Records from a dataset:
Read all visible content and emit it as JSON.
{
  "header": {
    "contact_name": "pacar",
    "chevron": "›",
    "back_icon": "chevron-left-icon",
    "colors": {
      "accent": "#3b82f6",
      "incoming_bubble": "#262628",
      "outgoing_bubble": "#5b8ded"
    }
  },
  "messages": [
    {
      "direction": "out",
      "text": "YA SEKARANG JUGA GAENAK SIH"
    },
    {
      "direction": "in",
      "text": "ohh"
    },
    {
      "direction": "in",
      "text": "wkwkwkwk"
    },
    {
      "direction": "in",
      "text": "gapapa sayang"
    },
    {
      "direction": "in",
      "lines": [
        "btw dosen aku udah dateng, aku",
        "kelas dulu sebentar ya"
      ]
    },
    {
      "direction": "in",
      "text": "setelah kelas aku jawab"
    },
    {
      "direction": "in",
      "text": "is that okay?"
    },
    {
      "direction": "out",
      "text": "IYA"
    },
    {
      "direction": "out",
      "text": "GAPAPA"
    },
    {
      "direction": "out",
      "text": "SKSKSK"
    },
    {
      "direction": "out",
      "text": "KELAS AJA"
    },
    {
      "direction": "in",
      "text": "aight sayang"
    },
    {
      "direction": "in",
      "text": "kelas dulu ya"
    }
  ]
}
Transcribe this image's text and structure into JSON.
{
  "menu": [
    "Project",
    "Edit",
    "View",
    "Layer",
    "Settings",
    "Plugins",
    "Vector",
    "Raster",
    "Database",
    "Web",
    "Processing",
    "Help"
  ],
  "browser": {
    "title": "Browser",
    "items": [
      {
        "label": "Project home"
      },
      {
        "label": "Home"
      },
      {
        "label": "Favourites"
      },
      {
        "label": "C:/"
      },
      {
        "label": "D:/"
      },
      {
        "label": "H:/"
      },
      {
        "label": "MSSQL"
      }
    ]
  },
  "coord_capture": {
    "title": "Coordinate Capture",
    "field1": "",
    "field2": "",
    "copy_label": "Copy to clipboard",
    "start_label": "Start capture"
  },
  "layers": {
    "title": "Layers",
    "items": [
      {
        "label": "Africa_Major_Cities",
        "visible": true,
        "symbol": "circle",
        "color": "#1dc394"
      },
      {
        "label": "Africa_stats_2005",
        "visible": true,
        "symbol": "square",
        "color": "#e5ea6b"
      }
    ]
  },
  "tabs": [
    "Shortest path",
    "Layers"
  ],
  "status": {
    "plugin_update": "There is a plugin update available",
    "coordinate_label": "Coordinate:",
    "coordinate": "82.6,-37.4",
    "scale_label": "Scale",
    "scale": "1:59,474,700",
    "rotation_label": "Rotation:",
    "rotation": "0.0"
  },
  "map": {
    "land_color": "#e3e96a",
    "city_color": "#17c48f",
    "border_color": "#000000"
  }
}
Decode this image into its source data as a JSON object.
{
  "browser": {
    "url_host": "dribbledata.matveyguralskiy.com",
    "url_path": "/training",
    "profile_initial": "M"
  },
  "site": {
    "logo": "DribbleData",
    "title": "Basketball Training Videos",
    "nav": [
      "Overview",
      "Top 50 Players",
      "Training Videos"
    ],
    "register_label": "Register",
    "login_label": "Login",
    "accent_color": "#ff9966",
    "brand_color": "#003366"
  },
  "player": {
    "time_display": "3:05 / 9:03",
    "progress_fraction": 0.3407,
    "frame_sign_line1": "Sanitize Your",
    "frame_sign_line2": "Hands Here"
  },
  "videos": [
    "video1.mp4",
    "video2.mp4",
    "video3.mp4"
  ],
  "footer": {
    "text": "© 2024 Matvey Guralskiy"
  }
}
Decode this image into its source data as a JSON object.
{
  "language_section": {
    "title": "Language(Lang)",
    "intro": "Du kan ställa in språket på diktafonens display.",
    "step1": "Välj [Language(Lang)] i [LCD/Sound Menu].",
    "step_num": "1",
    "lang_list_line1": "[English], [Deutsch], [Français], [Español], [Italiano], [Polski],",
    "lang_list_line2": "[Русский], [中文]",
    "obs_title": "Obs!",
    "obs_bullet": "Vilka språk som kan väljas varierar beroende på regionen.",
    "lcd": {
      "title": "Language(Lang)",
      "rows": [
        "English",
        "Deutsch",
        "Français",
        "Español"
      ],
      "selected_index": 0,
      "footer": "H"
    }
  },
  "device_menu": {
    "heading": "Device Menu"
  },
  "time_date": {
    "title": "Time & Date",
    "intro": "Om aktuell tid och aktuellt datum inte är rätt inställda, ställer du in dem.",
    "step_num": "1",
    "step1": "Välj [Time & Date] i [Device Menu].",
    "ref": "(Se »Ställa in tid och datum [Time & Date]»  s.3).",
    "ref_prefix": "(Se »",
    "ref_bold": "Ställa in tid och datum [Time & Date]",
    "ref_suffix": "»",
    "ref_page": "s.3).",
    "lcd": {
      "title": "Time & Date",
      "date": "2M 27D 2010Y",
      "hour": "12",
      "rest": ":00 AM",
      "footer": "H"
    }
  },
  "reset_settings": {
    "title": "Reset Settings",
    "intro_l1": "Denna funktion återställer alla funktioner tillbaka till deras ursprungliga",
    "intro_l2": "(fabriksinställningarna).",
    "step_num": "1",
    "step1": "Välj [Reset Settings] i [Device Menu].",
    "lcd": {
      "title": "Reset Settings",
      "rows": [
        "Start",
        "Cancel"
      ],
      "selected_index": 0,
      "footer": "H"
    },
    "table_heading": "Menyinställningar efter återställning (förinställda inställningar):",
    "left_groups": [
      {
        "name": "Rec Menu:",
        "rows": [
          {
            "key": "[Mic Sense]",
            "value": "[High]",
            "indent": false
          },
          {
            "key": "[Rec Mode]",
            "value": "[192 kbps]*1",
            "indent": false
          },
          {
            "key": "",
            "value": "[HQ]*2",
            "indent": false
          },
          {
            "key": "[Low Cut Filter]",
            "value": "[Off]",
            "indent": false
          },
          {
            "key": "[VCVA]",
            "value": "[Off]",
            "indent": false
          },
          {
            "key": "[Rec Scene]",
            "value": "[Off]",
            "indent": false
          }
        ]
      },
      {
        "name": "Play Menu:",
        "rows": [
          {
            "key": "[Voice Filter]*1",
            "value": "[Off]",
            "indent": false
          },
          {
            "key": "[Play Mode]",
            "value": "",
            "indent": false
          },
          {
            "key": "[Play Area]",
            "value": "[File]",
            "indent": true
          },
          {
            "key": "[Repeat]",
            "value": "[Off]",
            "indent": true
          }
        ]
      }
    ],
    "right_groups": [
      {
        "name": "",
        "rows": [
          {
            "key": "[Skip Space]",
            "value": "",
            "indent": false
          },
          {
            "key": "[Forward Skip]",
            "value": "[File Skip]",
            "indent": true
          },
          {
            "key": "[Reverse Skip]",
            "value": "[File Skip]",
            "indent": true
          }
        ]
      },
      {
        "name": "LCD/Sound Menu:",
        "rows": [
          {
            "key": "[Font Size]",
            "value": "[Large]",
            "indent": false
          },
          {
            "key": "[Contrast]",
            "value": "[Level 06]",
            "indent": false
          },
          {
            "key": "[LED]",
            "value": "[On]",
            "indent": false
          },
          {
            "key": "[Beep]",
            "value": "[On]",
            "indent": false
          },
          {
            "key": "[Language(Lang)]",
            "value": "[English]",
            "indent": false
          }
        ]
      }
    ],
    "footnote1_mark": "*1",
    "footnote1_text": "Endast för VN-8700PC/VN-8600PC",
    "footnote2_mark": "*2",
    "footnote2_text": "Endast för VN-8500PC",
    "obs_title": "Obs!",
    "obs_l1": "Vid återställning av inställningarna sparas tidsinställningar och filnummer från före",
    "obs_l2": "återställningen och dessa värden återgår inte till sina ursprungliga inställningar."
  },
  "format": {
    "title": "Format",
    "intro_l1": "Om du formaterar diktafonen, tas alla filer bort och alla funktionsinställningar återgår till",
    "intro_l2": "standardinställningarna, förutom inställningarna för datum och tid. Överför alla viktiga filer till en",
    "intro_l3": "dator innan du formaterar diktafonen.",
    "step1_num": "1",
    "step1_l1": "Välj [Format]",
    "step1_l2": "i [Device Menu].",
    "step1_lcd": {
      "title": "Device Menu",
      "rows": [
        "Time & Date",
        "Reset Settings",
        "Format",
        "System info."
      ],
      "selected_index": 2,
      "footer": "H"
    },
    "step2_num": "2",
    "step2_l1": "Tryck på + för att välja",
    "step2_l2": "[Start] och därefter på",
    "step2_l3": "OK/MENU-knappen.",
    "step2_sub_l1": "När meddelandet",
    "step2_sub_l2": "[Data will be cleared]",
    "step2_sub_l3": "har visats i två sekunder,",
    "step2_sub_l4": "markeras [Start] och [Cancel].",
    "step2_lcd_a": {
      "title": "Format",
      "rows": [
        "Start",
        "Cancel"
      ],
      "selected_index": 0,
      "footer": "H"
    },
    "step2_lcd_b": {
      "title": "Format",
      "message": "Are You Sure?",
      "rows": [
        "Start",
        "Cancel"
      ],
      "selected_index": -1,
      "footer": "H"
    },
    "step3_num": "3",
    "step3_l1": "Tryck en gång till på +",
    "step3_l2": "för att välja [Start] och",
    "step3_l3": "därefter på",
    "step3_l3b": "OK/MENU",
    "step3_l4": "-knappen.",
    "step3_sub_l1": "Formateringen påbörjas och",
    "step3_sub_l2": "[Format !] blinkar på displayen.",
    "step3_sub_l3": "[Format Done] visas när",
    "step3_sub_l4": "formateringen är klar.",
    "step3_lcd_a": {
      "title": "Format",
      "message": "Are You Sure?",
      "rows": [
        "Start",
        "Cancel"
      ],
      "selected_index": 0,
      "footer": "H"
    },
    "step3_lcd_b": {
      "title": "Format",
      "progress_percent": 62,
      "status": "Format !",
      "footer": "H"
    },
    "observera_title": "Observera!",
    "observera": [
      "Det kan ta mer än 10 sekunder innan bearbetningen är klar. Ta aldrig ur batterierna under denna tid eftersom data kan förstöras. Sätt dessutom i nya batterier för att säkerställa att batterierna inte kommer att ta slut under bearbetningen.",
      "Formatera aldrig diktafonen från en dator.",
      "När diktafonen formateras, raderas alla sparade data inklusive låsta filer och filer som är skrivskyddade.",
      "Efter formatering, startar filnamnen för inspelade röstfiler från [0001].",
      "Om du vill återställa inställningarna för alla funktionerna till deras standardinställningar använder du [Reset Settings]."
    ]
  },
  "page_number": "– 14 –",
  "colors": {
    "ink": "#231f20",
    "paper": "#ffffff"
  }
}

» **Goal of the exercise**: Filter the entries and copy out every line with the word "återgår".

» **Task response**:
    "obs_l2": "återställningen och dessa värden återgår inte till sina ursprungliga inställningar."
    "intro_l1": "Om du formaterar diktafonen, tas alla filer bort och alla funktionsinställningar återgår till",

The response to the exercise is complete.